→ Stated task:
Search the material for the string "title", then return every line where it is found.

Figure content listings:
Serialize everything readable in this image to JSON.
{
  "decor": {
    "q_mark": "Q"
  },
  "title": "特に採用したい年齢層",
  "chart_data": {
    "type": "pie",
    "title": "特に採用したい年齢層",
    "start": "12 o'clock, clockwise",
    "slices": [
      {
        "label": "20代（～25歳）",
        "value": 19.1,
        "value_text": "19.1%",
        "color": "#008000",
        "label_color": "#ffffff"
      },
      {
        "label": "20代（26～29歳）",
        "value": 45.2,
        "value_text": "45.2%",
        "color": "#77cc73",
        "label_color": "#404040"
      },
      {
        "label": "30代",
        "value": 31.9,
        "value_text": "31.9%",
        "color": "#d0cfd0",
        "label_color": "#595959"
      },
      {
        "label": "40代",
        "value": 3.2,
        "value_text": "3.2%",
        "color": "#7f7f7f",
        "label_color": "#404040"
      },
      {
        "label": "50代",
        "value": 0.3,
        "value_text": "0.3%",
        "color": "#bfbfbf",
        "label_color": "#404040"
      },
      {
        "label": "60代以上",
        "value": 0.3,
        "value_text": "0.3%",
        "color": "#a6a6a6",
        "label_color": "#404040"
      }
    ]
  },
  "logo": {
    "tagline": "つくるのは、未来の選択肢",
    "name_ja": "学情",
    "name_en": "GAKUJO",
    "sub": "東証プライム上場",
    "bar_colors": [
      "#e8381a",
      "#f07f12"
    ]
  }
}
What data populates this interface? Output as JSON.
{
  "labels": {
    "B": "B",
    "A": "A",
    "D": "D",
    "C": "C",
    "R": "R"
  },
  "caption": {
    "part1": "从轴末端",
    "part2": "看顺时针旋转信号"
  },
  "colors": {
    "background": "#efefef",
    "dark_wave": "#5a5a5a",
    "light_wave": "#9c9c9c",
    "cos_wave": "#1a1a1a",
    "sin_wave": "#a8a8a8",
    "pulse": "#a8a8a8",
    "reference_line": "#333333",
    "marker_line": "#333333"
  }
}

→ Solution for this exercise:
  "title": "特に採用したい年齢層",
    "title": "特に採用したい年齢層",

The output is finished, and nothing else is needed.